EXERCISE MATERIALS:

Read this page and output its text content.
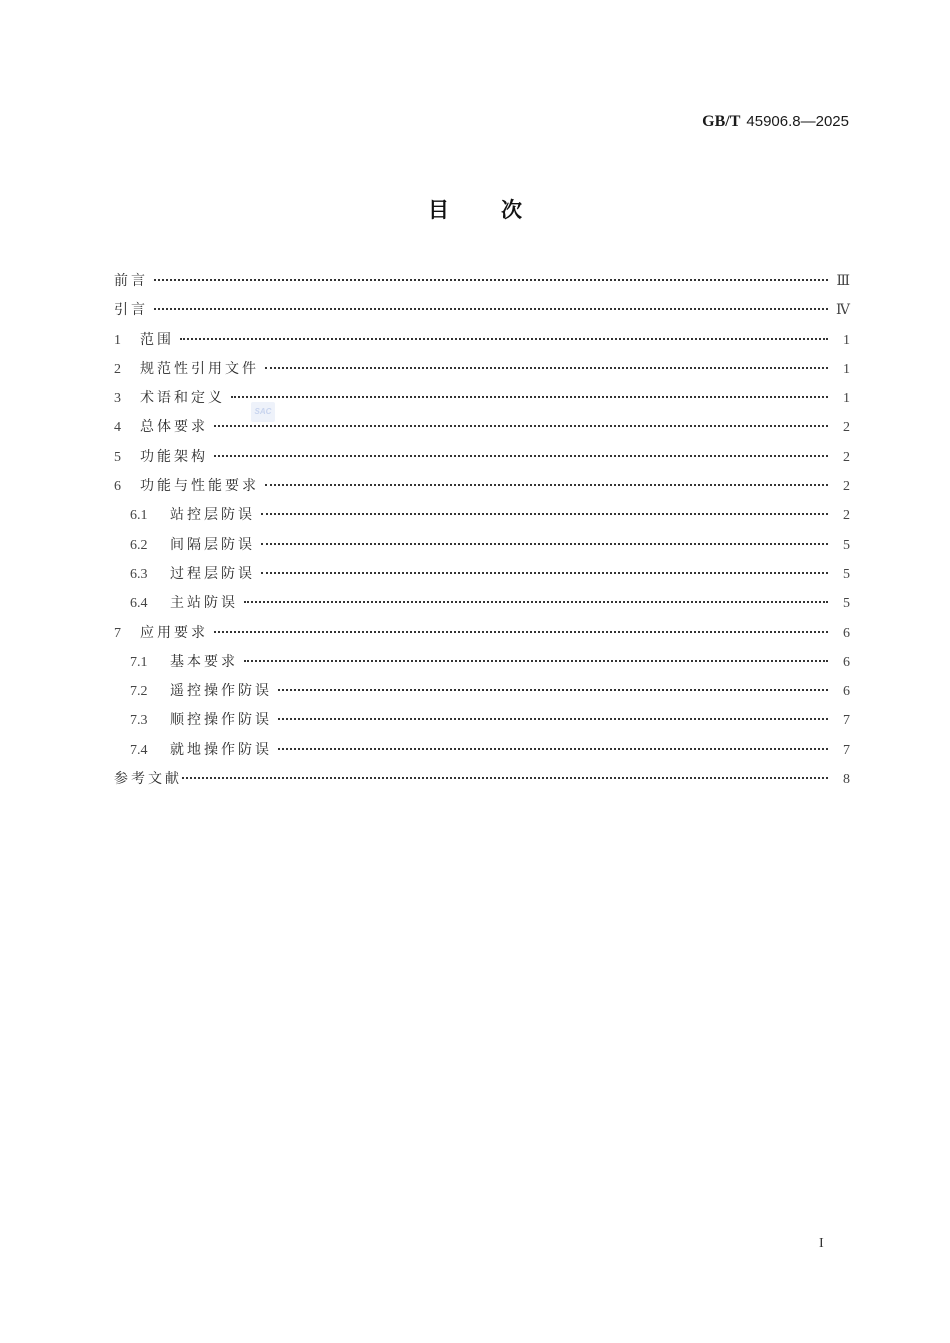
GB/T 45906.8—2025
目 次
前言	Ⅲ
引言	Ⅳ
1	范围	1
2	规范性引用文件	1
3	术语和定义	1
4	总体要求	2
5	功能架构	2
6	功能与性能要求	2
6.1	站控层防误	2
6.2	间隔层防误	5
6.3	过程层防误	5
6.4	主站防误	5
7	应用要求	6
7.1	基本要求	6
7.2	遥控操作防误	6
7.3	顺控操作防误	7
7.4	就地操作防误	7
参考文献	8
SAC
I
---
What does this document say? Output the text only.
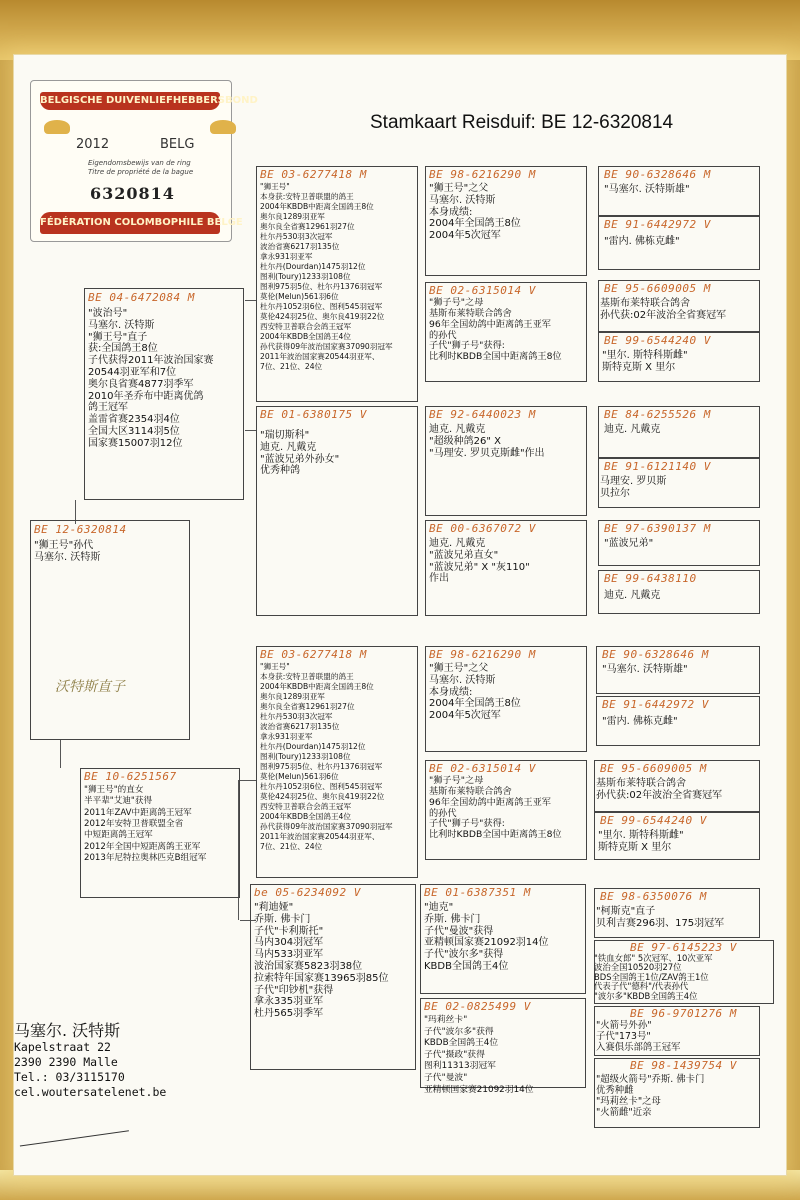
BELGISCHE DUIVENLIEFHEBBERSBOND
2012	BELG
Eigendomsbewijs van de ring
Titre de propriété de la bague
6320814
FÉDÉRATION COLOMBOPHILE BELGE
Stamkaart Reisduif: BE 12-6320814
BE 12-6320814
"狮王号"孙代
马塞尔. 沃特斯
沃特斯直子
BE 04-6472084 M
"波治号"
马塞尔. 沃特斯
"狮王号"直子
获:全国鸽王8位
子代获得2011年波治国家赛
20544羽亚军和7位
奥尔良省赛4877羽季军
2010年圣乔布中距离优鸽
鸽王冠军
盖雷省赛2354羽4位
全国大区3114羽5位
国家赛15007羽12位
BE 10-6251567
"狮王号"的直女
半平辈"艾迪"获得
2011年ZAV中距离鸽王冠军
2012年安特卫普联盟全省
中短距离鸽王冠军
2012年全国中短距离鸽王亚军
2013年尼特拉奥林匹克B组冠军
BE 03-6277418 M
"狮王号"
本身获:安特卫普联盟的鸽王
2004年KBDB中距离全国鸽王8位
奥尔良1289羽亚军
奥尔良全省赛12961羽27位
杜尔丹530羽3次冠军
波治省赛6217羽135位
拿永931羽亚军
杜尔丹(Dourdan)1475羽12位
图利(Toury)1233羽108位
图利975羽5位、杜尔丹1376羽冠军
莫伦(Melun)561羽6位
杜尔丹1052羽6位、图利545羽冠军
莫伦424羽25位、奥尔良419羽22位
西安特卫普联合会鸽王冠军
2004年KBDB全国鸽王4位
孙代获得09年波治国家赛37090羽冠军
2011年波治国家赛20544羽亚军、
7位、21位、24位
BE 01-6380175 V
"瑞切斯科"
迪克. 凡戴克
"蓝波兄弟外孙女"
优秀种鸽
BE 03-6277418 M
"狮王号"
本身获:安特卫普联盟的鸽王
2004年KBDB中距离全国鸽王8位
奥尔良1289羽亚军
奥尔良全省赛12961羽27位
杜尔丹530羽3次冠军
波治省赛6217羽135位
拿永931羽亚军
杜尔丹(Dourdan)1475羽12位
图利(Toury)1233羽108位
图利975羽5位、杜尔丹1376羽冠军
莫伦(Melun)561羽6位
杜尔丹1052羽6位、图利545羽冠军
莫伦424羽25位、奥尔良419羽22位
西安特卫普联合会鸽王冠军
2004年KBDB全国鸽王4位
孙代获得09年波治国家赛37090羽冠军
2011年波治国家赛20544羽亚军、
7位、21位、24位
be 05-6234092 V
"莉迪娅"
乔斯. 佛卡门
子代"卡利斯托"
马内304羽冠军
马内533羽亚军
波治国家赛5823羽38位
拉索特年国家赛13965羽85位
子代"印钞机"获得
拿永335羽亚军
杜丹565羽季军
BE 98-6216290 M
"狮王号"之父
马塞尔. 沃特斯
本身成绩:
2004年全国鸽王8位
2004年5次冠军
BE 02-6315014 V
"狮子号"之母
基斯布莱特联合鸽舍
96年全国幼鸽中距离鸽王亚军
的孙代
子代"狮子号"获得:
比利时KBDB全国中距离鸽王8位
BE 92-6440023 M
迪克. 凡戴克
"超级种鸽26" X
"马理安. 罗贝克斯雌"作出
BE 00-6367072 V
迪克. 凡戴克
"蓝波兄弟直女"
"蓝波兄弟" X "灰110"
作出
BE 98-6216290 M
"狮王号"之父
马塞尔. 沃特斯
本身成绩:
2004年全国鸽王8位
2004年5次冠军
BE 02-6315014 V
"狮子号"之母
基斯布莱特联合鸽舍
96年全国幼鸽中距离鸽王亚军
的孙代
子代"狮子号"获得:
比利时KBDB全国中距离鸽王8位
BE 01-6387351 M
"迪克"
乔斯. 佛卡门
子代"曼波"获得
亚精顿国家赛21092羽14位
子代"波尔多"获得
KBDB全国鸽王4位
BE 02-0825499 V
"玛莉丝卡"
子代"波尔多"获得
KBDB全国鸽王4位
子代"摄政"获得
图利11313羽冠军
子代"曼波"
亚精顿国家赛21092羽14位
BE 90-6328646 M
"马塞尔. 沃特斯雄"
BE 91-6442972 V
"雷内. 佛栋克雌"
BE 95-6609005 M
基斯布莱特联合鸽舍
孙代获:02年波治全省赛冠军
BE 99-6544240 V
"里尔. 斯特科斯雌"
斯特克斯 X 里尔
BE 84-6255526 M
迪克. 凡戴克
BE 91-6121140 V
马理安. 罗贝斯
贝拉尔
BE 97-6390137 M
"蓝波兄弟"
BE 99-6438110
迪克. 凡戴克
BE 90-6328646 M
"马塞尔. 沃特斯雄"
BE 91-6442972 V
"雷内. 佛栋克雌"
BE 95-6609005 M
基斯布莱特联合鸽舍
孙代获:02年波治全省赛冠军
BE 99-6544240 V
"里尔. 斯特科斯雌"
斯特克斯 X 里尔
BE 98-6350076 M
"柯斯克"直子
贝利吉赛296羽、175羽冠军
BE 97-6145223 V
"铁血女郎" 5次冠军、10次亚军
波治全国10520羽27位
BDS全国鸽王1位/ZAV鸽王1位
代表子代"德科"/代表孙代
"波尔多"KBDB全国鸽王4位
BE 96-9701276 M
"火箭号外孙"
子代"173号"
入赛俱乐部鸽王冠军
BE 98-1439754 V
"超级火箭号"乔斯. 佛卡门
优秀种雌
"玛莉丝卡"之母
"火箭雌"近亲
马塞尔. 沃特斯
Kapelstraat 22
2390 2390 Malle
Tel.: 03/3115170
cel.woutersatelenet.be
...
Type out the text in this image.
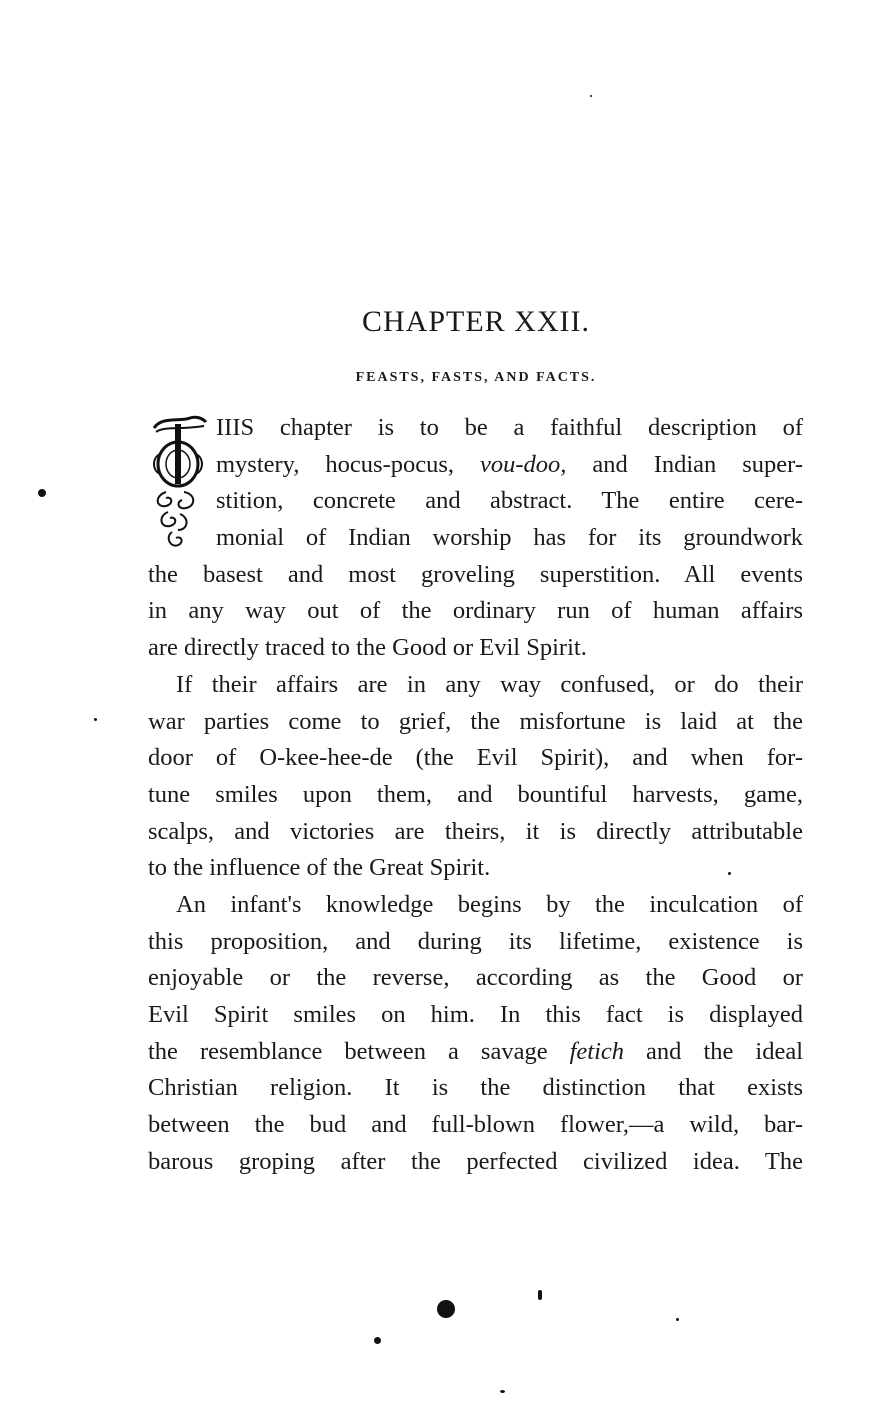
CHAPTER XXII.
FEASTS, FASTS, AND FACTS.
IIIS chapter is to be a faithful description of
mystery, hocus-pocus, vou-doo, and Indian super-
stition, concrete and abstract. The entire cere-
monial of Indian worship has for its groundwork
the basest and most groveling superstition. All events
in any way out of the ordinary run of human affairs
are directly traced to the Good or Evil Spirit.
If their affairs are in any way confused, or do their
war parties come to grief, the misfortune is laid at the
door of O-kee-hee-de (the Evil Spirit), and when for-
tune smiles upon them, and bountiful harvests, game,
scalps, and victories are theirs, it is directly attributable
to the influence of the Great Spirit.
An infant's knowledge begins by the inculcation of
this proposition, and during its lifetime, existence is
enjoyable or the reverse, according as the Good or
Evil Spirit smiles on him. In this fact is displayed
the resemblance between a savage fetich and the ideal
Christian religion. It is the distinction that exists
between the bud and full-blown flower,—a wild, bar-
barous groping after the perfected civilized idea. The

GOAL:
Each line of the material that holds the string "this" counts once; give the total alone.

PROBLEM SOLUTION:
5